[What to work on]:
a – In the piece on Neyman-Pearson hypothesis testing, what journal published the new paper it describes?
b – Write down every possible population that the piece on Neyman-Pearson hypothesis testing offers in its psychology study example.

In a new paper in the European Journal for Philosophy of Science, I consider Fisher's criticism that the Neyman-Pearson approach to hypothesis testing relies on the assumption of “repeated sampling from the same population” (Rubin, 2020). This criticism is problematic for the Neyman-Pearson approach because it implies that test users need to know, for sure, what counts as the same or equivalent population as their current population. If they don't know what counts as the same or equivalent population, then they can't specify a procedure that would be able to repeatedly sample from this population, rather than from other non-equivalent populations, and without this specification Neyman-Pearson long run error rates become meaningless.
I argue that, by definition, researchers do not know for sure what are the relevant and irrelevant features of their current populations. For example, in a psychology study, is the population “1st year undergraduate psychology students” or, more narrowly, “Australian 1st year undergraduate psychology students” or, more broadly, “psychology undergraduate students” or, even more broadly, “young people,” etc.? Researchers can make educated guesses about the relevant and irrelevant aspects of their population. However, they must concede that those guesses may be wrong. Consequently, if a researcher imagines a long run of repeated sampling, then they must imagine that they would make incorrect decisions about their null hypothesis due to not only Type I errors and Type II errors, but also Type III errors - errors caused by accidentally sampling from populations that are substantively different to their underspecified alternative and null populations. As Dennis et al. (2019) recently explained, "the 'Type 3' error of basing inferences on an inadequate model family is widely acknowledged to be a serious (if not fatal) scientific drawback of the Neyman-Pearson framework."
To be clear, the Neyman-Pearson approach does consider Type III errors. However, it considers them outside of each long run of repeated sampling. It does not allow Type III errors to occur inside a long run of repeated sampling, where the sampling must always be from a correctly specified family of "admissible" populations (Neyman, 1977, p. 106; Neyman & Pearson, 1933, p. 294). In my paper, I argue that researchers are unable to imagine a long run of repeated sampling from the same or equivalent populations as their current population because they are unclear about the relevant and irrelevant characteristics of their current population. Consequently, they are unable to rule out Type III errors within their imagined long run.
Following Fisher, I contrast scientific researchers with quality controllers in industrial production settings. Unlike researchers, quality controllers have clear knowledge about the relevant and irrelevant characteristics of their populations. For example, they are given a clear and unequivocal definition of Batch 57 on a production line, and they don't consider re-conceptualizing Batch 57 as including or excluding other features. They also know which aspects of their testing procedure are relevant and irrelevant, and they are provided with precise quality control standards that allow them to know, for sure, their smallest effect size of interest. Consequently, the Neyman-Pearson approach is suitable for quality controllers because quality controllers can imagine a testing process that repeatedly draws random samples from the same population over and over again. In contrast, the Neyman-Pearson approach is not appropriate in scientific investigations because researchers do not have a clear understanding of the relevant and irrelevant aspects of their populations, their tests, or the smallest effect size that represents their population. Indeed, they are "researchers" because they are "researching" these things. Hence, it is researchers' self-declared ignorance and doubt about the nature of their populations that renders Neyman-Pearson long run error rates scientifically meaningless.

[Items]:
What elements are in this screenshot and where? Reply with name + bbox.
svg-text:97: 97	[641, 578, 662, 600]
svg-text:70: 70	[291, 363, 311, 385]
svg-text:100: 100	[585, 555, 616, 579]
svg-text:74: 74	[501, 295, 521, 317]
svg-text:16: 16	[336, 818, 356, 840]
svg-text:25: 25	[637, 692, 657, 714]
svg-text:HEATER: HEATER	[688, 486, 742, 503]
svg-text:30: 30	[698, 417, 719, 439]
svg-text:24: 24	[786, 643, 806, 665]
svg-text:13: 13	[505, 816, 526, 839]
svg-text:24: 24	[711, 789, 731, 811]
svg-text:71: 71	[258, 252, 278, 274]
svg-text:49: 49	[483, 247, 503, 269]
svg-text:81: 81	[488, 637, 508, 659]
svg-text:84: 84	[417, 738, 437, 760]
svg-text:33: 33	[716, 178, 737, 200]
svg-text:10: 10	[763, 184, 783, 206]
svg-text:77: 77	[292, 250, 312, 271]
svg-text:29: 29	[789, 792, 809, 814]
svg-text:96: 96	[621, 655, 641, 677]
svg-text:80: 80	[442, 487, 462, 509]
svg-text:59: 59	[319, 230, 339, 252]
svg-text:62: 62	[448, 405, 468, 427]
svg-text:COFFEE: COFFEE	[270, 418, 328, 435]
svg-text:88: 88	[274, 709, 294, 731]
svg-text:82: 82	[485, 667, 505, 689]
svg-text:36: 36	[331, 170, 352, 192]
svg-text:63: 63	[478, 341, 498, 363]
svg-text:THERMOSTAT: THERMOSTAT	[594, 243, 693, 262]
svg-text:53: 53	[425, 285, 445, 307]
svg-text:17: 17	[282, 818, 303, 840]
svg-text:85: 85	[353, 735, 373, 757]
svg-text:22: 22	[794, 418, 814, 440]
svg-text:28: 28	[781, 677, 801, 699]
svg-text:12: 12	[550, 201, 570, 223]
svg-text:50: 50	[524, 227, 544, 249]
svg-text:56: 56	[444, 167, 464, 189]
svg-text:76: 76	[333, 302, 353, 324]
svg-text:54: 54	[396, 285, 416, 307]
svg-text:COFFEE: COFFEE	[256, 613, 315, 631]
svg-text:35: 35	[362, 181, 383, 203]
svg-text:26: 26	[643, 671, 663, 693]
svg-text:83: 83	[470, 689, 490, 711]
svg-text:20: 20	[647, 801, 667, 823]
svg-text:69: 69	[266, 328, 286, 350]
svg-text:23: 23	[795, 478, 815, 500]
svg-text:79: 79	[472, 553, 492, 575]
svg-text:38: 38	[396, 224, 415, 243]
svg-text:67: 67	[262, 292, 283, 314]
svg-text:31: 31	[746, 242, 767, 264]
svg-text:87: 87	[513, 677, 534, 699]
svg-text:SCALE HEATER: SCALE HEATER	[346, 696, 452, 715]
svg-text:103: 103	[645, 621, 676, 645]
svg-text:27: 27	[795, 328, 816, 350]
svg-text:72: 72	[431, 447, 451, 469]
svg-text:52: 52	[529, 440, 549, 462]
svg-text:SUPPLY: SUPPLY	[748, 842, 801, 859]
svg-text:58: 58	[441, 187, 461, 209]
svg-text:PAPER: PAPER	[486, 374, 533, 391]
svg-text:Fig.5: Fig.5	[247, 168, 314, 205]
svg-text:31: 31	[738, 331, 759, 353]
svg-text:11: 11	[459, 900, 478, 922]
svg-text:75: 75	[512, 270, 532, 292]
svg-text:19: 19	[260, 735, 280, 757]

[Exercise solutions]:
a – The European Journal for Philosophy of Science.

b –
- 1st year undergraduate psychology students
- Australian 1st year undergraduate psychology students
- psychology undergraduate students
- young people